DATA FOR THIS EXERCISE
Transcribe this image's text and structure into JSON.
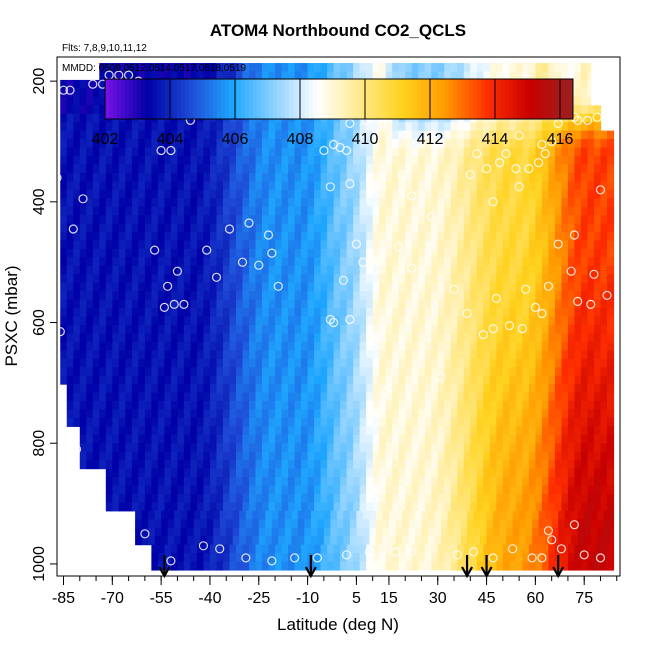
{
  "chart_data": {
    "type": "heatmap",
    "title": "ATOM4 Northbound CO2_QCLS",
    "flights_label": "Flts: 7,8,9,10,11,12",
    "dates_label": "MMDD: 0509,0512,0514,0517,0518,0519",
    "xlabel": "Latitude (deg N)",
    "ylabel": "PSXC (mbar)",
    "xlim": [
      -87,
      86
    ],
    "ylim": [
      1020,
      160
    ],
    "x_ticks": [
      -85,
      -70,
      -55,
      -40,
      -25,
      -10,
      5,
      15,
      30,
      45,
      60,
      75
    ],
    "x_tick_labels": [
      "-85",
      "-70",
      "-55",
      "-40",
      "-25",
      "-10",
      "5",
      "15",
      "30",
      "45",
      "60",
      "75"
    ],
    "y_ticks": [
      200,
      400,
      600,
      800,
      1000
    ],
    "y_tick_labels": [
      "200",
      "400",
      "600",
      "800",
      "1000"
    ],
    "colorbar": {
      "range": [
        402,
        416.4
      ],
      "ticks": [
        402,
        404,
        406,
        408,
        410,
        412,
        414,
        416
      ],
      "tick_labels": [
        "402",
        "404",
        "406",
        "408",
        "410",
        "412",
        "414",
        "416"
      ],
      "colors": [
        "#7a12e8",
        "#0000a6",
        "#1e4ad6",
        "#1ea6ff",
        "#8fd2ff",
        "#ffffff",
        "#ffe98a",
        "#ffd21e",
        "#ff9a00",
        "#ff2e00",
        "#c80000",
        "#992222"
      ]
    },
    "flight_profile_latitudes": [
      -54,
      -9,
      39,
      45,
      67
    ],
    "sample_points": [
      {
        "lat": -85,
        "p": 215
      },
      {
        "lat": -83,
        "p": 215
      },
      {
        "lat": -76,
        "p": 205
      },
      {
        "lat": -73,
        "p": 205
      },
      {
        "lat": -71,
        "p": 190
      },
      {
        "lat": -68,
        "p": 190
      },
      {
        "lat": -65,
        "p": 190
      },
      {
        "lat": -62,
        "p": 200
      },
      {
        "lat": -79,
        "p": 395
      },
      {
        "lat": -82,
        "p": 445
      },
      {
        "lat": -87,
        "p": 360
      },
      {
        "lat": -86,
        "p": 615
      },
      {
        "lat": -81,
        "p": 810
      },
      {
        "lat": -57,
        "p": 480
      },
      {
        "lat": -55,
        "p": 315
      },
      {
        "lat": -52,
        "p": 315
      },
      {
        "lat": -46,
        "p": 265
      },
      {
        "lat": -45,
        "p": 255
      },
      {
        "lat": -42,
        "p": 250
      },
      {
        "lat": -37,
        "p": 255
      },
      {
        "lat": -53,
        "p": 540
      },
      {
        "lat": -50,
        "p": 515
      },
      {
        "lat": -54,
        "p": 575
      },
      {
        "lat": -51,
        "p": 570
      },
      {
        "lat": -48,
        "p": 570
      },
      {
        "lat": -41,
        "p": 480
      },
      {
        "lat": -38,
        "p": 525
      },
      {
        "lat": -34,
        "p": 445
      },
      {
        "lat": -28,
        "p": 435
      },
      {
        "lat": -30,
        "p": 500
      },
      {
        "lat": -25,
        "p": 505
      },
      {
        "lat": -19,
        "p": 540
      },
      {
        "lat": -21,
        "p": 485
      },
      {
        "lat": -22,
        "p": 455
      },
      {
        "lat": -16,
        "p": 210
      },
      {
        "lat": -8,
        "p": 255
      },
      {
        "lat": -5,
        "p": 315
      },
      {
        "lat": -2,
        "p": 305
      },
      {
        "lat": 0,
        "p": 310
      },
      {
        "lat": 2,
        "p": 315
      },
      {
        "lat": 3,
        "p": 270
      },
      {
        "lat": 8,
        "p": 265
      },
      {
        "lat": 13,
        "p": 270
      },
      {
        "lat": -3,
        "p": 375
      },
      {
        "lat": 3,
        "p": 370
      },
      {
        "lat": 5,
        "p": 470
      },
      {
        "lat": 7,
        "p": 500
      },
      {
        "lat": 1,
        "p": 530
      },
      {
        "lat": -3,
        "p": 595
      },
      {
        "lat": -2,
        "p": 600
      },
      {
        "lat": 3,
        "p": 595
      },
      {
        "lat": 19,
        "p": 355
      },
      {
        "lat": 22,
        "p": 390
      },
      {
        "lat": 28,
        "p": 425
      },
      {
        "lat": 18,
        "p": 475
      },
      {
        "lat": 22,
        "p": 510
      },
      {
        "lat": 28,
        "p": 475
      },
      {
        "lat": 35,
        "p": 545
      },
      {
        "lat": 39,
        "p": 585
      },
      {
        "lat": 44,
        "p": 620
      },
      {
        "lat": 47,
        "p": 610
      },
      {
        "lat": 52,
        "p": 605
      },
      {
        "lat": 56,
        "p": 610
      },
      {
        "lat": 48,
        "p": 560
      },
      {
        "lat": 57,
        "p": 545
      },
      {
        "lat": 64,
        "p": 540
      },
      {
        "lat": 60,
        "p": 575
      },
      {
        "lat": 62,
        "p": 585
      },
      {
        "lat": 71,
        "p": 515
      },
      {
        "lat": 73,
        "p": 565
      },
      {
        "lat": 77,
        "p": 570
      },
      {
        "lat": 82,
        "p": 555
      },
      {
        "lat": 67,
        "p": 470
      },
      {
        "lat": 72,
        "p": 455
      },
      {
        "lat": 78,
        "p": 520
      },
      {
        "lat": 40,
        "p": 355
      },
      {
        "lat": 45,
        "p": 345
      },
      {
        "lat": 49,
        "p": 335
      },
      {
        "lat": 51,
        "p": 320
      },
      {
        "lat": 54,
        "p": 345
      },
      {
        "lat": 58,
        "p": 345
      },
      {
        "lat": 61,
        "p": 335
      },
      {
        "lat": 63,
        "p": 320
      },
      {
        "lat": 65,
        "p": 300
      },
      {
        "lat": 55,
        "p": 290
      },
      {
        "lat": 42,
        "p": 320
      },
      {
        "lat": 47,
        "p": 400
      },
      {
        "lat": 62,
        "p": 305
      },
      {
        "lat": 66,
        "p": 215
      },
      {
        "lat": 67,
        "p": 215
      },
      {
        "lat": 68,
        "p": 205
      },
      {
        "lat": 70,
        "p": 230
      },
      {
        "lat": 72,
        "p": 260
      },
      {
        "lat": 73,
        "p": 265
      },
      {
        "lat": 76,
        "p": 265
      },
      {
        "lat": 79,
        "p": 260
      },
      {
        "lat": 67,
        "p": 270
      },
      {
        "lat": 80,
        "p": 380
      },
      {
        "lat": 55,
        "p": 375
      },
      {
        "lat": 31,
        "p": 690
      },
      {
        "lat": 14,
        "p": 715
      },
      {
        "lat": -60,
        "p": 950
      },
      {
        "lat": -42,
        "p": 970
      },
      {
        "lat": -37,
        "p": 975
      },
      {
        "lat": -29,
        "p": 990
      },
      {
        "lat": -21,
        "p": 995
      },
      {
        "lat": -14,
        "p": 990
      },
      {
        "lat": -7,
        "p": 990
      },
      {
        "lat": 2,
        "p": 985
      },
      {
        "lat": 9,
        "p": 980
      },
      {
        "lat": 17,
        "p": 980
      },
      {
        "lat": 22,
        "p": 980
      },
      {
        "lat": 36,
        "p": 985
      },
      {
        "lat": 41,
        "p": 980
      },
      {
        "lat": 47,
        "p": 990
      },
      {
        "lat": 53,
        "p": 975
      },
      {
        "lat": 59,
        "p": 990
      },
      {
        "lat": 62,
        "p": 990
      },
      {
        "lat": 64,
        "p": 945
      },
      {
        "lat": 65,
        "p": 960
      },
      {
        "lat": 68,
        "p": 975
      },
      {
        "lat": 72,
        "p": 935
      },
      {
        "lat": 75,
        "p": 985
      },
      {
        "lat": 80,
        "p": 990
      },
      {
        "lat": -52,
        "p": 995
      }
    ]
  }
}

INSTRUCTIONS TO FOLLOW
Exclude the pictures, and transcribe all of the material exactly.

CORRECT ANSWER
Transcribe this image's text and structure into JSON.
{
  "chart_data": {
    "type": "heatmap",
    "title": "ATOM4 Northbound CO2_QCLS",
    "flights_label": "Flts: 7,8,9,10,11,12",
    "dates_label": "MMDD: 0509,0512,0514,0517,0518,0519",
    "xlabel": "Latitude (deg N)",
    "ylabel": "PSXC (mbar)",
    "xlim": [
      -87,
      86
    ],
    "ylim": [
      1020,
      160
    ],
    "x_ticks": [
      -85,
      -70,
      -55,
      -40,
      -25,
      -10,
      5,
      15,
      30,
      45,
      60,
      75
    ],
    "x_tick_labels": [
      "-85",
      "-70",
      "-55",
      "-40",
      "-25",
      "-10",
      "5",
      "15",
      "30",
      "45",
      "60",
      "75"
    ],
    "y_ticks": [
      200,
      400,
      600,
      800,
      1000
    ],
    "y_tick_labels": [
      "200",
      "400",
      "600",
      "800",
      "1000"
    ],
    "colorbar": {
      "range": [
        402,
        416.4
      ],
      "ticks": [
        402,
        404,
        406,
        408,
        410,
        412,
        414,
        416
      ],
      "tick_labels": [
        "402",
        "404",
        "406",
        "408",
        "410",
        "412",
        "414",
        "416"
      ],
      "colors": [
        "#7a12e8",
        "#0000a6",
        "#1e4ad6",
        "#1ea6ff",
        "#8fd2ff",
        "#ffffff",
        "#ffe98a",
        "#ffd21e",
        "#ff9a00",
        "#ff2e00",
        "#c80000",
        "#992222"
      ]
    },
    "flight_profile_latitudes": [
      -54,
      -9,
      39,
      45,
      67
    ],
    "sample_points": [
      {
        "lat": -85,
        "p": 215
      },
      {
        "lat": -83,
        "p": 215
      },
      {
        "lat": -76,
        "p": 205
      },
      {
        "lat": -73,
        "p": 205
      },
      {
        "lat": -71,
        "p": 190
      },
      {
        "lat": -68,
        "p": 190
      },
      {
        "lat": -65,
        "p": 190
      },
      {
        "lat": -62,
        "p": 200
      },
      {
        "lat": -79,
        "p": 395
      },
      {
        "lat": -82,
        "p": 445
      },
      {
        "lat": -87,
        "p": 360
      },
      {
        "lat": -86,
        "p": 615
      },
      {
        "lat": -81,
        "p": 810
      },
      {
        "lat": -57,
        "p": 480
      },
      {
        "lat": -55,
        "p": 315
      },
      {
        "lat": -52,
        "p": 315
      },
      {
        "lat": -46,
        "p": 265
      },
      {
        "lat": -45,
        "p": 255
      },
      {
        "lat": -42,
        "p": 250
      },
      {
        "lat": -37,
        "p": 255
      },
      {
        "lat": -53,
        "p": 540
      },
      {
        "lat": -50,
        "p": 515
      },
      {
        "lat": -54,
        "p": 575
      },
      {
        "lat": -51,
        "p": 570
      },
      {
        "lat": -48,
        "p": 570
      },
      {
        "lat": -41,
        "p": 480
      },
      {
        "lat": -38,
        "p": 525
      },
      {
        "lat": -34,
        "p": 445
      },
      {
        "lat": -28,
        "p": 435
      },
      {
        "lat": -30,
        "p": 500
      },
      {
        "lat": -25,
        "p": 505
      },
      {
        "lat": -19,
        "p": 540
      },
      {
        "lat": -21,
        "p": 485
      },
      {
        "lat": -22,
        "p": 455
      },
      {
        "lat": -16,
        "p": 210
      },
      {
        "lat": -8,
        "p": 255
      },
      {
        "lat": -5,
        "p": 315
      },
      {
        "lat": -2,
        "p": 305
      },
      {
        "lat": 0,
        "p": 310
      },
      {
        "lat": 2,
        "p": 315
      },
      {
        "lat": 3,
        "p": 270
      },
      {
        "lat": 8,
        "p": 265
      },
      {
        "lat": 13,
        "p": 270
      },
      {
        "lat": -3,
        "p": 375
      },
      {
        "lat": 3,
        "p": 370
      },
      {
        "lat": 5,
        "p": 470
      },
      {
        "lat": 7,
        "p": 500
      },
      {
        "lat": 1,
        "p": 530
      },
      {
        "lat": -3,
        "p": 595
      },
      {
        "lat": -2,
        "p": 600
      },
      {
        "lat": 3,
        "p": 595
      },
      {
        "lat": 19,
        "p": 355
      },
      {
        "lat": 22,
        "p": 390
      },
      {
        "lat": 28,
        "p": 425
      },
      {
        "lat": 18,
        "p": 475
      },
      {
        "lat": 22,
        "p": 510
      },
      {
        "lat": 28,
        "p": 475
      },
      {
        "lat": 35,
        "p": 545
      },
      {
        "lat": 39,
        "p": 585
      },
      {
        "lat": 44,
        "p": 620
      },
      {
        "lat": 47,
        "p": 610
      },
      {
        "lat": 52,
        "p": 605
      },
      {
        "lat": 56,
        "p": 610
      },
      {
        "lat": 48,
        "p": 560
      },
      {
        "lat": 57,
        "p": 545
      },
      {
        "lat": 64,
        "p": 540
      },
      {
        "lat": 60,
        "p": 575
      },
      {
        "lat": 62,
        "p": 585
      },
      {
        "lat": 71,
        "p": 515
      },
      {
        "lat": 73,
        "p": 565
      },
      {
        "lat": 77,
        "p": 570
      },
      {
        "lat": 82,
        "p": 555
      },
      {
        "lat": 67,
        "p": 470
      },
      {
        "lat": 72,
        "p": 455
      },
      {
        "lat": 78,
        "p": 520
      },
      {
        "lat": 40,
        "p": 355
      },
      {
        "lat": 45,
        "p": 345
      },
      {
        "lat": 49,
        "p": 335
      },
      {
        "lat": 51,
        "p": 320
      },
      {
        "lat": 54,
        "p": 345
      },
      {
        "lat": 58,
        "p": 345
      },
      {
        "lat": 61,
        "p": 335
      },
      {
        "lat": 63,
        "p": 320
      },
      {
        "lat": 65,
        "p": 300
      },
      {
        "lat": 55,
        "p": 290
      },
      {
        "lat": 42,
        "p": 320
      },
      {
        "lat": 47,
        "p": 400
      },
      {
        "lat": 62,
        "p": 305
      },
      {
        "lat": 66,
        "p": 215
      },
      {
        "lat": 67,
        "p": 215
      },
      {
        "lat": 68,
        "p": 205
      },
      {
        "lat": 70,
        "p": 230
      },
      {
        "lat": 72,
        "p": 260
      },
      {
        "lat": 73,
        "p": 265
      },
      {
        "lat": 76,
        "p": 265
      },
      {
        "lat": 79,
        "p": 260
      },
      {
        "lat": 67,
        "p": 270
      },
      {
        "lat": 80,
        "p": 380
      },
      {
        "lat": 55,
        "p": 375
      },
      {
        "lat": 31,
        "p": 690
      },
      {
        "lat": 14,
        "p": 715
      },
      {
        "lat": -60,
        "p": 950
      },
      {
        "lat": -42,
        "p": 970
      },
      {
        "lat": -37,
        "p": 975
      },
      {
        "lat": -29,
        "p": 990
      },
      {
        "lat": -21,
        "p": 995
      },
      {
        "lat": -14,
        "p": 990
      },
      {
        "lat": -7,
        "p": 990
      },
      {
        "lat": 2,
        "p": 985
      },
      {
        "lat": 9,
        "p": 980
      },
      {
        "lat": 17,
        "p": 980
      },
      {
        "lat": 22,
        "p": 980
      },
      {
        "lat": 36,
        "p": 985
      },
      {
        "lat": 41,
        "p": 980
      },
      {
        "lat": 47,
        "p": 990
      },
      {
        "lat": 53,
        "p": 975
      },
      {
        "lat": 59,
        "p": 990
      },
      {
        "lat": 62,
        "p": 990
      },
      {
        "lat": 64,
        "p": 945
      },
      {
        "lat": 65,
        "p": 960
      },
      {
        "lat": 68,
        "p": 975
      },
      {
        "lat": 72,
        "p": 935
      },
      {
        "lat": 75,
        "p": 985
      },
      {
        "lat": 80,
        "p": 990
      },
      {
        "lat": -52,
        "p": 995
      }
    ]
  }
}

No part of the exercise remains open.